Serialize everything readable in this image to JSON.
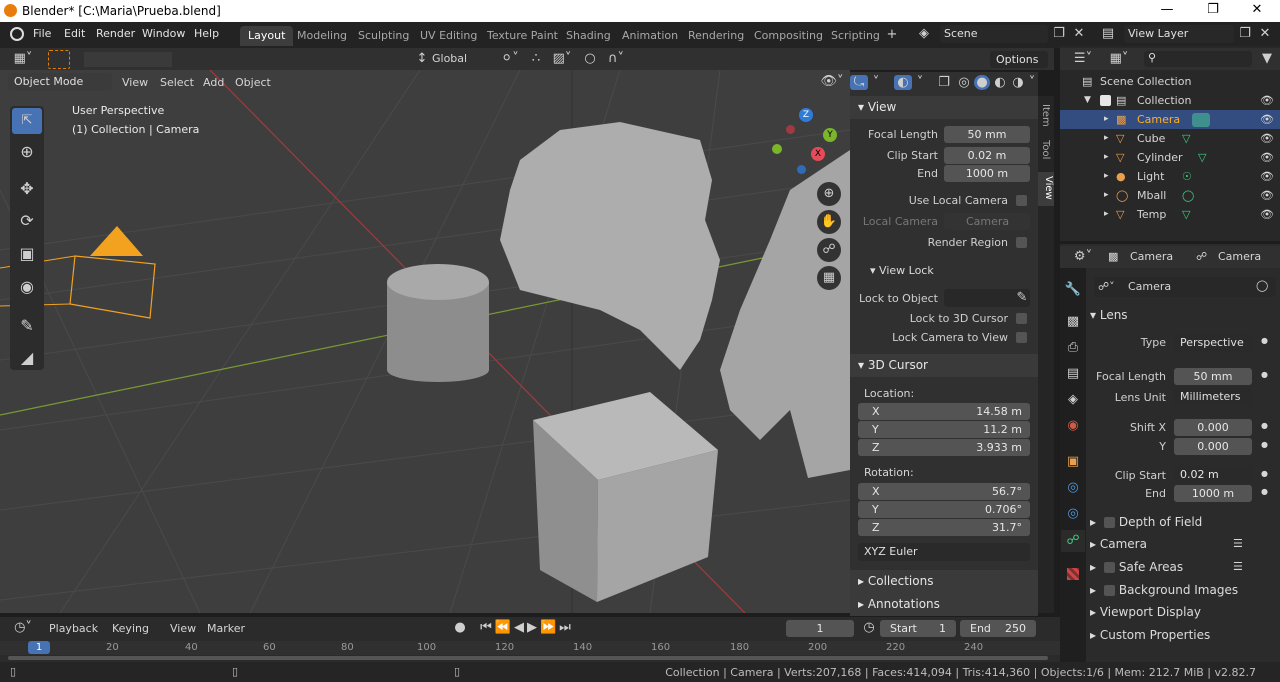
{
  "window": {
    "title": "Blender* [C:\\Maria\\Prueba.blend]",
    "min": "—",
    "max": "❐",
    "close": "✕"
  },
  "menu": [
    "File",
    "Edit",
    "Render",
    "Window",
    "Help"
  ],
  "workspaces": [
    "Layout",
    "Modeling",
    "Sculpting",
    "UV Editing",
    "Texture Paint",
    "Shading",
    "Animation",
    "Rendering",
    "Compositing",
    "Scripting"
  ],
  "scene": "Scene",
  "view_layer": "View Layer",
  "viewport": {
    "mode": "Object Mode",
    "menus": [
      "View",
      "Select",
      "Add",
      "Object"
    ],
    "transform": "Global",
    "options": "Options",
    "overlay_line1": "User Perspective",
    "overlay_line2": "(1) Collection | Camera",
    "gizmo": {
      "x": "X",
      "y": "Y",
      "z": "Z"
    }
  },
  "npanel": {
    "tabs": [
      "Item",
      "Tool",
      "View"
    ],
    "view_header": "View",
    "focal_length_label": "Focal Length",
    "focal_length": "50 mm",
    "clip_start_label": "Clip Start",
    "clip_start": "0.02 m",
    "end_label": "End",
    "end": "1000 m",
    "use_local_camera": "Use Local Camera",
    "local_camera_label": "Local Camera",
    "local_camera": "Camera",
    "render_region": "Render Region",
    "view_lock_header": "View Lock",
    "lock_to_object": "Lock to Object",
    "lock_to_cursor": "Lock to 3D Cursor",
    "lock_camera": "Lock Camera to View",
    "cursor_header": "3D Cursor",
    "location_label": "Location:",
    "loc": [
      {
        "axis": "X",
        "val": "14.58 m"
      },
      {
        "axis": "Y",
        "val": "11.2 m"
      },
      {
        "axis": "Z",
        "val": "3.933 m"
      }
    ],
    "rotation_label": "Rotation:",
    "rot": [
      {
        "axis": "X",
        "val": "56.7°"
      },
      {
        "axis": "Y",
        "val": "0.706°"
      },
      {
        "axis": "Z",
        "val": "31.7°"
      }
    ],
    "rot_mode": "XYZ Euler",
    "collections": "Collections",
    "annotations": "Annotations"
  },
  "outliner": {
    "root": "Scene Collection",
    "collection": "Collection",
    "items": [
      "Camera",
      "Cube",
      "Cylinder",
      "Light",
      "Mball",
      "Temp"
    ]
  },
  "properties": {
    "tab1": "Camera",
    "tab2": "Camera",
    "datablock": "Camera",
    "lens_header": "Lens",
    "type_label": "Type",
    "type": "Perspective",
    "focal_label": "Focal Length",
    "focal": "50 mm",
    "unit_label": "Lens Unit",
    "unit": "Millimeters",
    "shiftx_label": "Shift X",
    "shiftx": "0.000",
    "y_label": "Y",
    "shifty": "0.000",
    "clipstart_label": "Clip Start",
    "clipstart": "0.02 m",
    "end_label": "End",
    "end": "1000 m",
    "panels": [
      "Depth of Field",
      "Camera",
      "Safe Areas",
      "Background Images",
      "Viewport Display",
      "Custom Properties"
    ]
  },
  "timeline": {
    "menus": [
      "Playback",
      "Keying",
      "View",
      "Marker"
    ],
    "current": "1",
    "start_label": "Start",
    "start": "1",
    "end_label": "End",
    "end": "250",
    "ticks": [
      "1",
      "20",
      "40",
      "60",
      "80",
      "100",
      "120",
      "140",
      "160",
      "180",
      "200",
      "220",
      "240"
    ]
  },
  "status": "Collection | Camera | Verts:207,168 | Faces:414,094 | Tris:414,360 | Objects:1/6 | Mem: 212.7 MiB | v2.82.7",
  "colors": {
    "accent": "#4772b3",
    "orange": "#e87d0d",
    "viewport_bg": "#3e3e3e"
  }
}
▬▬▬▬▬▬▬▬▬▬
[Stated goal]:
Reproduce the entries exactly. Do not carry over any picture.

[Result below]:
Serialize everything readable in this image to JSON.
{
  "window": {
    "title": "Blender* [C:\\Maria\\Prueba.blend]",
    "min": "—",
    "max": "❐",
    "close": "✕"
  },
  "menu": [
    "File",
    "Edit",
    "Render",
    "Window",
    "Help"
  ],
  "workspaces": [
    "Layout",
    "Modeling",
    "Sculpting",
    "UV Editing",
    "Texture Paint",
    "Shading",
    "Animation",
    "Rendering",
    "Compositing",
    "Scripting"
  ],
  "scene": "Scene",
  "view_layer": "View Layer",
  "viewport": {
    "mode": "Object Mode",
    "menus": [
      "View",
      "Select",
      "Add",
      "Object"
    ],
    "transform": "Global",
    "options": "Options",
    "overlay_line1": "User Perspective",
    "overlay_line2": "(1) Collection | Camera",
    "gizmo": {
      "x": "X",
      "y": "Y",
      "z": "Z"
    }
  },
  "npanel": {
    "tabs": [
      "Item",
      "Tool",
      "View"
    ],
    "view_header": "View",
    "focal_length_label": "Focal Length",
    "focal_length": "50 mm",
    "clip_start_label": "Clip Start",
    "clip_start": "0.02 m",
    "end_label": "End",
    "end": "1000 m",
    "use_local_camera": "Use Local Camera",
    "local_camera_label": "Local Camera",
    "local_camera": "Camera",
    "render_region": "Render Region",
    "view_lock_header": "View Lock",
    "lock_to_object": "Lock to Object",
    "lock_to_cursor": "Lock to 3D Cursor",
    "lock_camera": "Lock Camera to View",
    "cursor_header": "3D Cursor",
    "location_label": "Location:",
    "loc": [
      {
        "axis": "X",
        "val": "14.58 m"
      },
      {
        "axis": "Y",
        "val": "11.2 m"
      },
      {
        "axis": "Z",
        "val": "3.933 m"
      }
    ],
    "rotation_label": "Rotation:",
    "rot": [
      {
        "axis": "X",
        "val": "56.7°"
      },
      {
        "axis": "Y",
        "val": "0.706°"
      },
      {
        "axis": "Z",
        "val": "31.7°"
      }
    ],
    "rot_mode": "XYZ Euler",
    "collections": "Collections",
    "annotations": "Annotations"
  },
  "outliner": {
    "root": "Scene Collection",
    "collection": "Collection",
    "items": [
      "Camera",
      "Cube",
      "Cylinder",
      "Light",
      "Mball",
      "Temp"
    ]
  },
  "properties": {
    "tab1": "Camera",
    "tab2": "Camera",
    "datablock": "Camera",
    "lens_header": "Lens",
    "type_label": "Type",
    "type": "Perspective",
    "focal_label": "Focal Length",
    "focal": "50 mm",
    "unit_label": "Lens Unit",
    "unit": "Millimeters",
    "shiftx_label": "Shift X",
    "shiftx": "0.000",
    "y_label": "Y",
    "shifty": "0.000",
    "clipstart_label": "Clip Start",
    "clipstart": "0.02 m",
    "end_label": "End",
    "end": "1000 m",
    "panels": [
      "Depth of Field",
      "Camera",
      "Safe Areas",
      "Background Images",
      "Viewport Display",
      "Custom Properties"
    ]
  },
  "timeline": {
    "menus": [
      "Playback",
      "Keying",
      "View",
      "Marker"
    ],
    "current": "1",
    "start_label": "Start",
    "start": "1",
    "end_label": "End",
    "end": "250",
    "ticks": [
      "1",
      "20",
      "40",
      "60",
      "80",
      "100",
      "120",
      "140",
      "160",
      "180",
      "200",
      "220",
      "240"
    ]
  },
  "status": "Collection | Camera | Verts:207,168 | Faces:414,094 | Tris:414,360 | Objects:1/6 | Mem: 212.7 MiB | v2.82.7",
  "colors": {
    "accent": "#4772b3",
    "orange": "#e87d0d",
    "viewport_bg": "#3e3e3e"
  }
}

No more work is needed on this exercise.